◆ DATASET ROWS ◆
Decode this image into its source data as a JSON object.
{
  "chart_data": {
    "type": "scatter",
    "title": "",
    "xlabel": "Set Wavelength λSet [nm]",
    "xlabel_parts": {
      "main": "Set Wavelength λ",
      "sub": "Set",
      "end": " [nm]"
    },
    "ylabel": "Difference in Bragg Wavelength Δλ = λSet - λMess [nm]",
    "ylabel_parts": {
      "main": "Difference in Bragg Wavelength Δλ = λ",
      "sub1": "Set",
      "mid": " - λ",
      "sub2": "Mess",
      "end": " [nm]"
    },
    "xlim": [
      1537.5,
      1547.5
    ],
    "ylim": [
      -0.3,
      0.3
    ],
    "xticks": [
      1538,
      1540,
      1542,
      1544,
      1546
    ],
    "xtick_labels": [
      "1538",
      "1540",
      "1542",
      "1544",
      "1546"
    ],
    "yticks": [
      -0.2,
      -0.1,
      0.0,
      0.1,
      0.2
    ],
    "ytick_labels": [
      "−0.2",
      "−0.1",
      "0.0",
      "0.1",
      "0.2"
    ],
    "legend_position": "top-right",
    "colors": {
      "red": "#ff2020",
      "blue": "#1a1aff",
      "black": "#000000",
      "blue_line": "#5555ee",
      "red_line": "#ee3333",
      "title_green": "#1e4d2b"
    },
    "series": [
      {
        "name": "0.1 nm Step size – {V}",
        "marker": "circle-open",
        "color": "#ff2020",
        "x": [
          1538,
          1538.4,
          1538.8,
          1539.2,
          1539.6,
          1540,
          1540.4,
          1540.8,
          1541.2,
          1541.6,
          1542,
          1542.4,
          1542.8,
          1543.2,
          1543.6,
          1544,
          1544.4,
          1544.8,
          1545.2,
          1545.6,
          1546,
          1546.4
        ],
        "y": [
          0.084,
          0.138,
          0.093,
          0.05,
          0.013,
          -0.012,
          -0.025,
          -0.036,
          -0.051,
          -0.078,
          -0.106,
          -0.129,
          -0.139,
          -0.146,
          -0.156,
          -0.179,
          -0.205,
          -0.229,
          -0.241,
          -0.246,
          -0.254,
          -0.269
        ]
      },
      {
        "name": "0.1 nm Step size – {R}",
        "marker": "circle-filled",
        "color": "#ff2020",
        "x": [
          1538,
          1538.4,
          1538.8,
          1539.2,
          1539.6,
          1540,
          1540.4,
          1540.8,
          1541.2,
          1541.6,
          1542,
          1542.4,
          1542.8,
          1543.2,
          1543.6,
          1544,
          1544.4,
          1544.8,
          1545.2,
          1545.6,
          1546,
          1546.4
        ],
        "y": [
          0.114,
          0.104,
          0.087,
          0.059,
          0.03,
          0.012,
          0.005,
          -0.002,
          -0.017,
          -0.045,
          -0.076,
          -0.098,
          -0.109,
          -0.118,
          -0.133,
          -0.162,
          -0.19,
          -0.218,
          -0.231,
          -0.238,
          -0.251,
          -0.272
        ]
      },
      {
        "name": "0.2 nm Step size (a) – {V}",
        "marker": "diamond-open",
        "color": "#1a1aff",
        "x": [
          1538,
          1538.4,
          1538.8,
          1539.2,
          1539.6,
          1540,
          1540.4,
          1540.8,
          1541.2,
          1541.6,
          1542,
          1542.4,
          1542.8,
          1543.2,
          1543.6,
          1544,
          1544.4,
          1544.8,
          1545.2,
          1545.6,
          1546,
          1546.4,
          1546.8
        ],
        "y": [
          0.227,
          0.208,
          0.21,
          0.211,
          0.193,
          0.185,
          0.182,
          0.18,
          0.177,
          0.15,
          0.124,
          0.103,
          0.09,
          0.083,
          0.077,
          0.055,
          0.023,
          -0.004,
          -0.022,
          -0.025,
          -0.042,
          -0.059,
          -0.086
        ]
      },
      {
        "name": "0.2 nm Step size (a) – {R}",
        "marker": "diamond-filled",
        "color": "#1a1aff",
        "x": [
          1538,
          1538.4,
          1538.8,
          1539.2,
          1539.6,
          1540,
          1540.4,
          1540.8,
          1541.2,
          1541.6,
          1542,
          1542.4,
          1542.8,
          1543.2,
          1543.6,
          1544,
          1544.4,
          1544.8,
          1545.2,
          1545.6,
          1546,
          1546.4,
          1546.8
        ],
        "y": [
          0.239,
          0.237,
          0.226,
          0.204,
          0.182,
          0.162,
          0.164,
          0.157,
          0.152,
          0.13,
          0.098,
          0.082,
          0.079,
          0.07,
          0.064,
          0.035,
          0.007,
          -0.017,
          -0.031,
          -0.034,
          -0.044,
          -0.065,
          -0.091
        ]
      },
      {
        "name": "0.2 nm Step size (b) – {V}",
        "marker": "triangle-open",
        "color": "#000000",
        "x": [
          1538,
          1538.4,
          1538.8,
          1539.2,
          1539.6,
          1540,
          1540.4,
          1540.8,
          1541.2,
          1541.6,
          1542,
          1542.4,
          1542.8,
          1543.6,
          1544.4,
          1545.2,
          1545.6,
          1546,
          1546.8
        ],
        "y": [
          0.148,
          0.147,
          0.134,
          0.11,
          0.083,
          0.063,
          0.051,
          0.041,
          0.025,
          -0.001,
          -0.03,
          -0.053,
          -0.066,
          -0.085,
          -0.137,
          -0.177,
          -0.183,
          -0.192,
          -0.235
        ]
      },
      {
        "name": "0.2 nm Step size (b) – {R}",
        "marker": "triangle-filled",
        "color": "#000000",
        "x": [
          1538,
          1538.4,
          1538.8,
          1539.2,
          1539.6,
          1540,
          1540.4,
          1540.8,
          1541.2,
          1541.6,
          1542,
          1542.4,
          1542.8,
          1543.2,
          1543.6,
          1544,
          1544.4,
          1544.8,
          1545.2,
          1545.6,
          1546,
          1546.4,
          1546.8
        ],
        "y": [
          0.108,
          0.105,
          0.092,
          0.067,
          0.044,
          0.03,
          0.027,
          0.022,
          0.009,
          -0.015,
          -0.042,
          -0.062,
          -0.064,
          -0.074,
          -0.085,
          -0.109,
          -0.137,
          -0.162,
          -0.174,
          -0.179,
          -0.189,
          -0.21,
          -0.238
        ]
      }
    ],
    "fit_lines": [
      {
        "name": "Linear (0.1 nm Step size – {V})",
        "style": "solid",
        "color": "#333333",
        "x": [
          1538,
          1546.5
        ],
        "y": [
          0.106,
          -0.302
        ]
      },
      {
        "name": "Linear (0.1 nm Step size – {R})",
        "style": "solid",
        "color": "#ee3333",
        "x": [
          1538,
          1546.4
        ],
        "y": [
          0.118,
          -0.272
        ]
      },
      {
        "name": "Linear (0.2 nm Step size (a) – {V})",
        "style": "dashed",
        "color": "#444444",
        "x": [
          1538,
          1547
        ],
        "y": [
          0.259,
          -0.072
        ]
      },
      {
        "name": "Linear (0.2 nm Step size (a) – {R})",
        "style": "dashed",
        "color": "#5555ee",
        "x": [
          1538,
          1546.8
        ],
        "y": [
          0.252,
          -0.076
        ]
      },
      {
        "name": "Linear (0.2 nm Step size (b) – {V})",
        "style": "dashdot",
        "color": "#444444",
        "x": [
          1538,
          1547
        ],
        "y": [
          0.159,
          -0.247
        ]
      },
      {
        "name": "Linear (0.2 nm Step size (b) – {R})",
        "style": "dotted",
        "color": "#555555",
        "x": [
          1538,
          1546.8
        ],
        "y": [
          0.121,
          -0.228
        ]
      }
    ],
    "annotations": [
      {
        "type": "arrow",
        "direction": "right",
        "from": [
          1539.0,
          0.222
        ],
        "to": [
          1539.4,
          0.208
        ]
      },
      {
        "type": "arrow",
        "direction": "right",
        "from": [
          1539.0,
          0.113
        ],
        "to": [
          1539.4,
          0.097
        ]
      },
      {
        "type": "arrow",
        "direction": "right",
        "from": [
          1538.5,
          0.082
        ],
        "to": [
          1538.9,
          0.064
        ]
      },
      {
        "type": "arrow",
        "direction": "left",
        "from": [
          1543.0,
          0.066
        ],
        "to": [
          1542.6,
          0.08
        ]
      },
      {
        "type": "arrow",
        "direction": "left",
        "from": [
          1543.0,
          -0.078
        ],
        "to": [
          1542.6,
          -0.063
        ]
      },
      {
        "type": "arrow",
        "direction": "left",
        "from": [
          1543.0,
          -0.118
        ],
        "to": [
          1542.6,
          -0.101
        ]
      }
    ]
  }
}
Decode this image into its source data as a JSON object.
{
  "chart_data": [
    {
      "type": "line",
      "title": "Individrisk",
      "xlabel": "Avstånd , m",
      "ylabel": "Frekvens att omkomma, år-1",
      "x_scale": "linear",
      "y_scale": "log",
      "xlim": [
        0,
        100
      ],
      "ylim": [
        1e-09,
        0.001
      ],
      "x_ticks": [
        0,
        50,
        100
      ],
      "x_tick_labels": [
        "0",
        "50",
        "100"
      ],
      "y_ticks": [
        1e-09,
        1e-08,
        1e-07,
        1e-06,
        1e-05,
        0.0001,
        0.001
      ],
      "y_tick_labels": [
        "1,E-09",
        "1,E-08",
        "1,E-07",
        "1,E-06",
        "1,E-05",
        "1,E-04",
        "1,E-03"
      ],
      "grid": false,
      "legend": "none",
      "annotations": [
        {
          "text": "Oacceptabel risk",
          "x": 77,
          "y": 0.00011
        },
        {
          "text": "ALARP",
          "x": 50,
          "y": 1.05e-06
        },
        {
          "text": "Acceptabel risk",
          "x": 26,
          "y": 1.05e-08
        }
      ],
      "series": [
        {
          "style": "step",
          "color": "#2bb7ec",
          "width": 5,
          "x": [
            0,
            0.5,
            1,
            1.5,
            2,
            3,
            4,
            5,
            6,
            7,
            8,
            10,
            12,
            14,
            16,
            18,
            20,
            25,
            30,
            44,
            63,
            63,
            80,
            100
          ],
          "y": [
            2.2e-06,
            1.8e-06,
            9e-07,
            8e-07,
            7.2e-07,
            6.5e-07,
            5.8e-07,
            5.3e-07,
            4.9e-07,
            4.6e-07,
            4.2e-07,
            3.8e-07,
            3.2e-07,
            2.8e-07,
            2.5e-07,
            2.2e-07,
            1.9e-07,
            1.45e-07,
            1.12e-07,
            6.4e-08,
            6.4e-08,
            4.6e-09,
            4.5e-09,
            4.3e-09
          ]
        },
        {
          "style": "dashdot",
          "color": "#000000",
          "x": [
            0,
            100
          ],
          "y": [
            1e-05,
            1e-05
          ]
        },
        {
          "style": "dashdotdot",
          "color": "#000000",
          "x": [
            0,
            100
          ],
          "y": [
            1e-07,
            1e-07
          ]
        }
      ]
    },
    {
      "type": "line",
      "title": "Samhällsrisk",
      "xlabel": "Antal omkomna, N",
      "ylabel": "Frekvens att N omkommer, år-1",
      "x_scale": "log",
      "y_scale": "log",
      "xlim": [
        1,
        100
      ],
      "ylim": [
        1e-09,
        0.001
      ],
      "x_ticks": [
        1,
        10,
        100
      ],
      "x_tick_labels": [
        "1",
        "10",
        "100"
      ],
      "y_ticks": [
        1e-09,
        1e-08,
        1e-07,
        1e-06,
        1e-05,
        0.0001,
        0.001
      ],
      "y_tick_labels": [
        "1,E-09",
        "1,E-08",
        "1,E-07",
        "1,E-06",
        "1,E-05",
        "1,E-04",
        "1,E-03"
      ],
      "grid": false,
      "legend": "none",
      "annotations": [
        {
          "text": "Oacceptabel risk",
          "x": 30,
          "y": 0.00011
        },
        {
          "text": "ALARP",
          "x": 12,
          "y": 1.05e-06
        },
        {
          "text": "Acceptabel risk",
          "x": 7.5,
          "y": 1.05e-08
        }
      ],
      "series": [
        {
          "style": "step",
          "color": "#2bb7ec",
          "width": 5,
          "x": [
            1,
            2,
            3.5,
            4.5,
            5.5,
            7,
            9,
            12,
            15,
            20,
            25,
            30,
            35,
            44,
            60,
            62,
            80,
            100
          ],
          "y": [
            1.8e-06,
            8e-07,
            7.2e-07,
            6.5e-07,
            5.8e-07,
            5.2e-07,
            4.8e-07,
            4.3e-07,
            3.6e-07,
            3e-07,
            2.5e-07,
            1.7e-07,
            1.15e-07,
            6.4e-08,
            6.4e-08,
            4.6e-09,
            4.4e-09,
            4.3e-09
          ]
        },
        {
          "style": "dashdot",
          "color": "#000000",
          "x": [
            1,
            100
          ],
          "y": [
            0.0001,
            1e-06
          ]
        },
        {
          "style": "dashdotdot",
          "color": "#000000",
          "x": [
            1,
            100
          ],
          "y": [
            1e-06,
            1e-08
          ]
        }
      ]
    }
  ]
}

◆ GOAL ◆
Only the number is wanted: how many lines in the data include the word "triangle"?

◆ RESULT BELOW ◆
2